--- INSTRUCTIONS FOR THE TASK ---
Copy each record exactly as it reads, leaving out any pictures it holds.

— START OF SUPPLIED MATERIAL —

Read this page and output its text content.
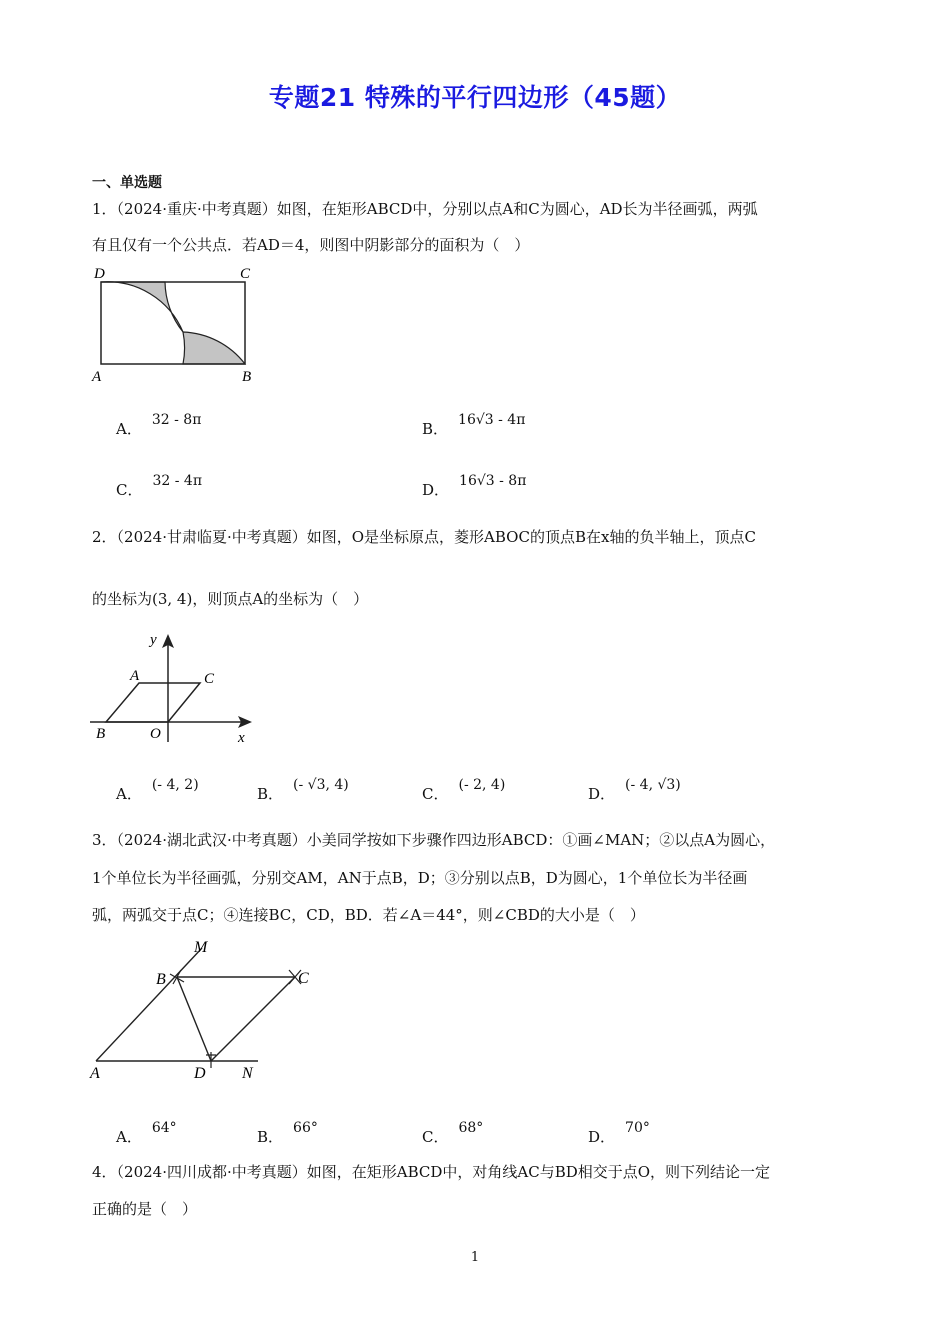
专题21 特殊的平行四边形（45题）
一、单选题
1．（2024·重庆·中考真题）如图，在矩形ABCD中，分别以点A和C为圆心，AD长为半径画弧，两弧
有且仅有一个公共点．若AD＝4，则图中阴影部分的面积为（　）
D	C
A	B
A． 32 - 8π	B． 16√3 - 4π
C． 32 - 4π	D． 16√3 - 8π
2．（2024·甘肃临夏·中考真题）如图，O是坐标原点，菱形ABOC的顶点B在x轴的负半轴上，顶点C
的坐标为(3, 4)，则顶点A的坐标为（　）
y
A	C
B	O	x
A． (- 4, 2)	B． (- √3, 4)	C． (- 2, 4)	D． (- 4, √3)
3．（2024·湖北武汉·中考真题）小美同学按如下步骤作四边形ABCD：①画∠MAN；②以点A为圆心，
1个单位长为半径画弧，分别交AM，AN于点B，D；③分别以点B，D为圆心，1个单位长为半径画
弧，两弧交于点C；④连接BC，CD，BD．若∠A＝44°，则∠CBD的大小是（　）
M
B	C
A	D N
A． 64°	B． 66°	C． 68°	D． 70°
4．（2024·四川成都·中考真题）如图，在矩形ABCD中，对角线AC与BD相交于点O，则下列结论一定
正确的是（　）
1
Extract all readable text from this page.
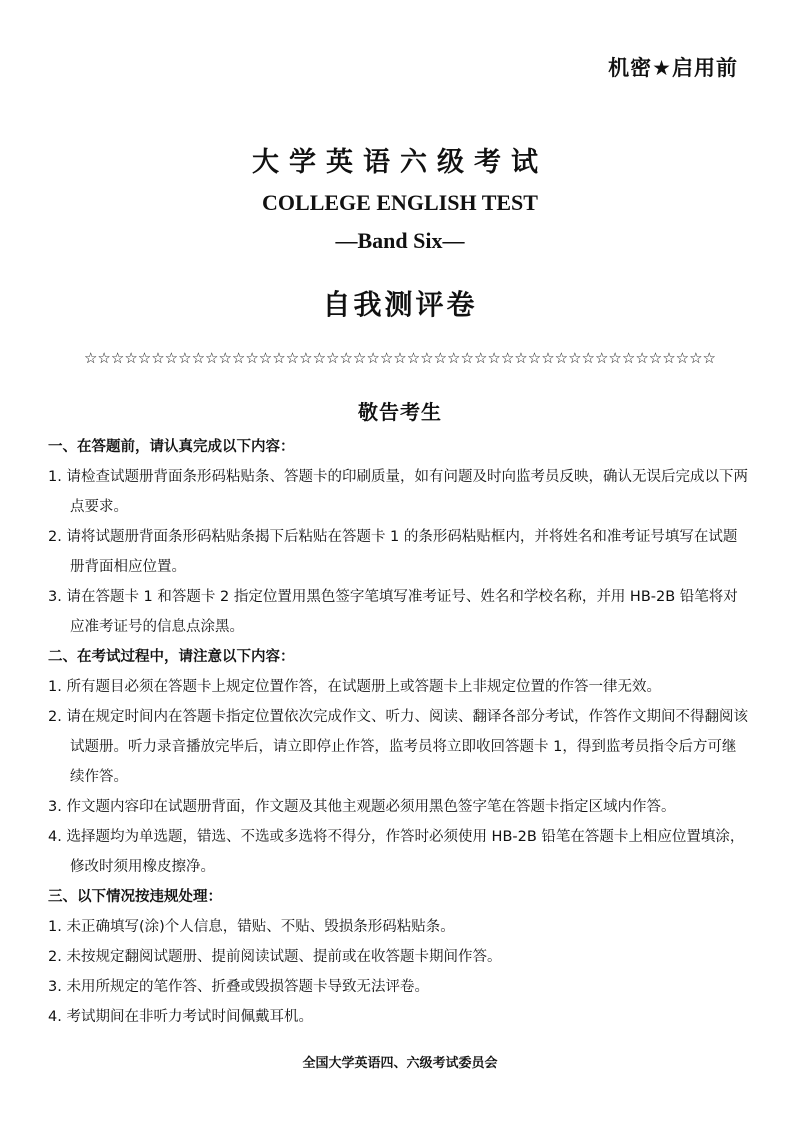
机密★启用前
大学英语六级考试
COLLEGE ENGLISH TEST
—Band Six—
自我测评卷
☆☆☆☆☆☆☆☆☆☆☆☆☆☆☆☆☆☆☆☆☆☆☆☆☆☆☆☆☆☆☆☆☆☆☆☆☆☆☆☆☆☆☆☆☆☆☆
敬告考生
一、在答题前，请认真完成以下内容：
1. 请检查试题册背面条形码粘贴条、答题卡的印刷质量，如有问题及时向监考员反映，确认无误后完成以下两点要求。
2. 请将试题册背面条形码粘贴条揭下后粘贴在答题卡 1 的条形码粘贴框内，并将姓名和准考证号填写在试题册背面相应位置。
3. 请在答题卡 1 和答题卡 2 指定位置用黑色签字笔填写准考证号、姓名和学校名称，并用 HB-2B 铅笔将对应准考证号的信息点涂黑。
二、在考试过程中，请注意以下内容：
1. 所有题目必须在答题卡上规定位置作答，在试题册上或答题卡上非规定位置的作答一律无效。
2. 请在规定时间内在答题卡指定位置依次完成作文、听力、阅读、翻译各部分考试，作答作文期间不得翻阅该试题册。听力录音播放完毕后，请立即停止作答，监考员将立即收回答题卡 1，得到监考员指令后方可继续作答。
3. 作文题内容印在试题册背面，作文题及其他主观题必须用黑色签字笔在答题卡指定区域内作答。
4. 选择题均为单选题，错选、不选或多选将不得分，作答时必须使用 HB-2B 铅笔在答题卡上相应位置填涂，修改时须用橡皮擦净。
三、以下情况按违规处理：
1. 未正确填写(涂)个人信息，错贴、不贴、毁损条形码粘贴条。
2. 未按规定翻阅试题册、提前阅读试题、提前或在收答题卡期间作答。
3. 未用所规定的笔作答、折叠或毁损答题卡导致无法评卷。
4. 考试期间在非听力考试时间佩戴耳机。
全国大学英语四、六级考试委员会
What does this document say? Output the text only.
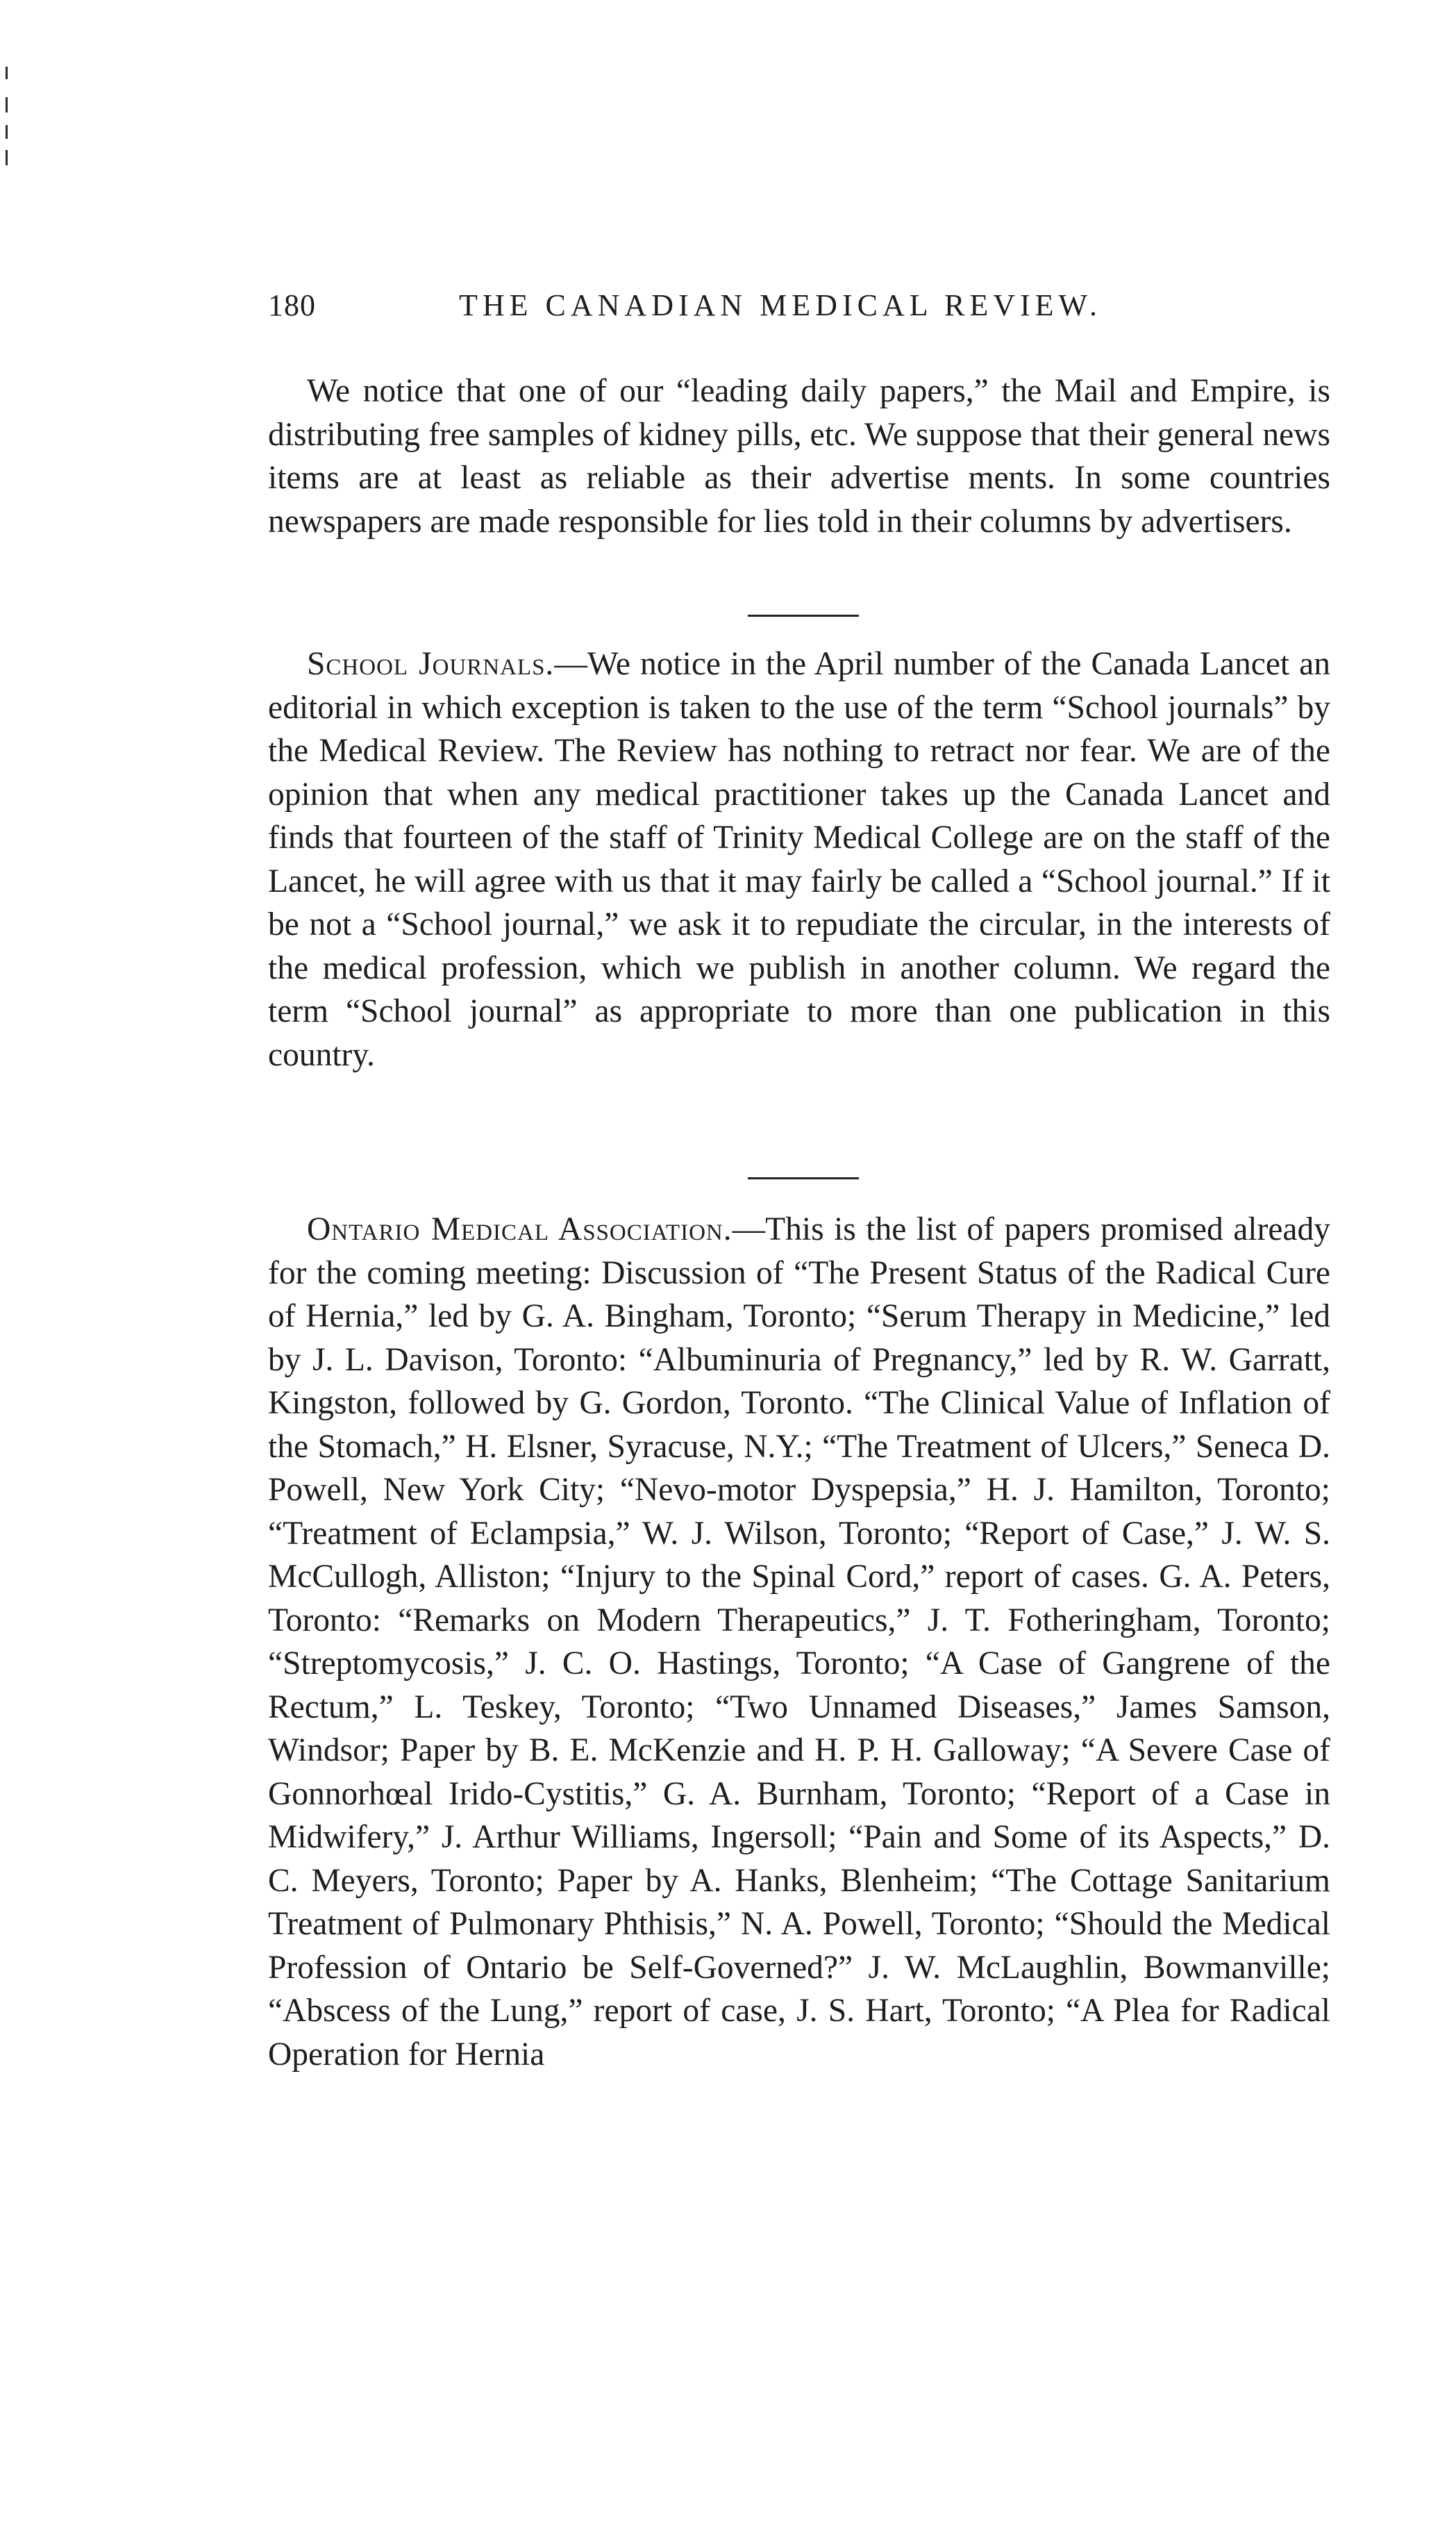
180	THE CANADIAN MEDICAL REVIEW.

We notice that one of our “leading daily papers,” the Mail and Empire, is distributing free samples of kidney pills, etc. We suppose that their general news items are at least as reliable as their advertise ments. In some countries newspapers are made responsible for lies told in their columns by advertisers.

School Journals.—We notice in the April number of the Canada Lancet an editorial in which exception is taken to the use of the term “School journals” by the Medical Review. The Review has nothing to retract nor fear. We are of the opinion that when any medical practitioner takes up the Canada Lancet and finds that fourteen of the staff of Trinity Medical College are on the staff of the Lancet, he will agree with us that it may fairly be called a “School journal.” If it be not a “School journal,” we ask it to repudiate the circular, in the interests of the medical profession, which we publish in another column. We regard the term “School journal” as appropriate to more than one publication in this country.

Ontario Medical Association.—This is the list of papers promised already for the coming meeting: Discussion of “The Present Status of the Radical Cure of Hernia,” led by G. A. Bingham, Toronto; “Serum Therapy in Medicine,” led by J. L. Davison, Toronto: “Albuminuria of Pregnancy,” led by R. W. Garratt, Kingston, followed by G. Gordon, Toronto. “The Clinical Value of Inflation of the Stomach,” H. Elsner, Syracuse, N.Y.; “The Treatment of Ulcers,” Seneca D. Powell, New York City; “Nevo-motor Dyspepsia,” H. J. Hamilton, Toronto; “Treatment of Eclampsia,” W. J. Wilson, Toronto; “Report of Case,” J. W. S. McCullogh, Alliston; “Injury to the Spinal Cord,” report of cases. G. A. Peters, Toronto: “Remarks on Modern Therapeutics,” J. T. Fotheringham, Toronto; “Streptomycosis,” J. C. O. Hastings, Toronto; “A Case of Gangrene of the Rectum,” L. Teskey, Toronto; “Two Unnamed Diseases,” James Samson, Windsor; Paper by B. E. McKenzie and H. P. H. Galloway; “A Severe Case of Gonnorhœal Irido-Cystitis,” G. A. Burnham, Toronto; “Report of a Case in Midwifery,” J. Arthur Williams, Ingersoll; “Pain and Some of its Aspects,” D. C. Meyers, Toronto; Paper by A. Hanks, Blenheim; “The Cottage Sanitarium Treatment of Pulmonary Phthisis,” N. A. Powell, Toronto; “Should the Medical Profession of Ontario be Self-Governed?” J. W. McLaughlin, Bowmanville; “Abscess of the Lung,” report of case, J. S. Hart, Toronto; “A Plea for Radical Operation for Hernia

— END OF SUPPLIED MATERIAL —

--- TASK RESPONSE ---
Read this page and output its text content.
专题21 特殊的平行四边形（45题）
一、单选题
1．（2024·重庆·中考真题）如图，在矩形ABCD中，分别以点A和C为圆心，AD长为半径画弧，两弧
有且仅有一个公共点．若AD＝4，则图中阴影部分的面积为（　）
D	C
A	B
A． 32 - 8π	B． 16√3 - 4π
C． 32 - 4π	D． 16√3 - 8π
2．（2024·甘肃临夏·中考真题）如图，O是坐标原点，菱形ABOC的顶点B在x轴的负半轴上，顶点C
的坐标为(3, 4)，则顶点A的坐标为（　）
y
A	C
B	O	x
A． (- 4, 2)	B． (- √3, 4)	C． (- 2, 4)	D． (- 4, √3)
3．（2024·湖北武汉·中考真题）小美同学按如下步骤作四边形ABCD：①画∠MAN；②以点A为圆心，
1个单位长为半径画弧，分别交AM，AN于点B，D；③分别以点B，D为圆心，1个单位长为半径画
弧，两弧交于点C；④连接BC，CD，BD．若∠A＝44°，则∠CBD的大小是（　）
M
B	C
A	D N
A． 64°	B． 66°	C． 68°	D． 70°
4．（2024·四川成都·中考真题）如图，在矩形ABCD中，对角线AC与BD相交于点O，则下列结论一定
正确的是（　）
1
Extract all readable text from this page.
机密★启用前
大学英语六级考试
COLLEGE ENGLISH TEST
—Band Six—
自我测评卷
☆☆☆☆☆☆☆☆☆☆☆☆☆☆☆☆☆☆☆☆☆☆☆☆☆☆☆☆☆☆☆☆☆☆☆☆☆☆☆☆☆☆☆☆☆☆☆
敬告考生
一、在答题前，请认真完成以下内容：
1. 请检查试题册背面条形码粘贴条、答题卡的印刷质量，如有问题及时向监考员反映，确认无误后完成以下两点要求。
2. 请将试题册背面条形码粘贴条揭下后粘贴在答题卡 1 的条形码粘贴框内，并将姓名和准考证号填写在试题册背面相应位置。
3. 请在答题卡 1 和答题卡 2 指定位置用黑色签字笔填写准考证号、姓名和学校名称，并用 HB-2B 铅笔将对应准考证号的信息点涂黑。
二、在考试过程中，请注意以下内容：
1. 所有题目必须在答题卡上规定位置作答，在试题册上或答题卡上非规定位置的作答一律无效。
2. 请在规定时间内在答题卡指定位置依次完成作文、听力、阅读、翻译各部分考试，作答作文期间不得翻阅该试题册。听力录音播放完毕后，请立即停止作答，监考员将立即收回答题卡 1，得到监考员指令后方可继续作答。
3. 作文题内容印在试题册背面，作文题及其他主观题必须用黑色签字笔在答题卡指定区域内作答。
4. 选择题均为单选题，错选、不选或多选将不得分，作答时必须使用 HB-2B 铅笔在答题卡上相应位置填涂，修改时须用橡皮擦净。
三、以下情况按违规处理：
1. 未正确填写(涂)个人信息，错贴、不贴、毁损条形码粘贴条。
2. 未按规定翻阅试题册、提前阅读试题、提前或在收答题卡期间作答。
3. 未用所规定的笔作答、折叠或毁损答题卡导致无法评卷。
4. 考试期间在非听力考试时间佩戴耳机。
全国大学英语四、六级考试委员会
What does this document say? Output the text only.
180	THE CANADIAN MEDICAL REVIEW.

We notice that one of our “leading daily papers,” the Mail and Empire, is distributing free samples of kidney pills, etc. We suppose that their general news items are at least as reliable as their advertise ments. In some countries newspapers are made responsible for lies told in their columns by advertisers.

School Journals.—We notice in the April number of the Canada Lancet an editorial in which exception is taken to the use of the term “School journals” by the Medical Review. The Review has nothing to retract nor fear. We are of the opinion that when any medical practitioner takes up the Canada Lancet and finds that fourteen of the staff of Trinity Medical College are on the staff of the Lancet, he will agree with us that it may fairly be called a “School journal.” If it be not a “School journal,” we ask it to repudiate the circular, in the interests of the medical profession, which we publish in another column. We regard the term “School journal” as appropriate to more than one publication in this country.

Ontario Medical Association.—This is the list of papers promised already for the coming meeting: Discussion of “The Present Status of the Radical Cure of Hernia,” led by G. A. Bingham, Toronto; “Serum Therapy in Medicine,” led by J. L. Davison, Toronto: “Albuminuria of Pregnancy,” led by R. W. Garratt, Kingston, followed by G. Gordon, Toronto. “The Clinical Value of Inflation of the Stomach,” H. Elsner, Syracuse, N.Y.; “The Treatment of Ulcers,” Seneca D. Powell, New York City; “Nevo-motor Dyspepsia,” H. J. Hamilton, Toronto; “Treatment of Eclampsia,” W. J. Wilson, Toronto; “Report of Case,” J. W. S. McCullogh, Alliston; “Injury to the Spinal Cord,” report of cases. G. A. Peters, Toronto: “Remarks on Modern Therapeutics,” J. T. Fotheringham, Toronto; “Streptomycosis,” J. C. O. Hastings, Toronto; “A Case of Gangrene of the Rectum,” L. Teskey, Toronto; “Two Unnamed Diseases,” James Samson, Windsor; Paper by B. E. McKenzie and H. P. H. Galloway; “A Severe Case of Gonnorhœal Irido-Cystitis,” G. A. Burnham, Toronto; “Report of a Case in Midwifery,” J. Arthur Williams, Ingersoll; “Pain and Some of its Aspects,” D. C. Meyers, Toronto; Paper by A. Hanks, Blenheim; “The Cottage Sanitarium Treatment of Pulmonary Phthisis,” N. A. Powell, Toronto; “Should the Medical Profession of Ontario be Self-Governed?” J. W. McLaughlin, Bowmanville; “Abscess of the Lung,” report of case, J. S. Hart, Toronto; “A Plea for Radical Operation for Hernia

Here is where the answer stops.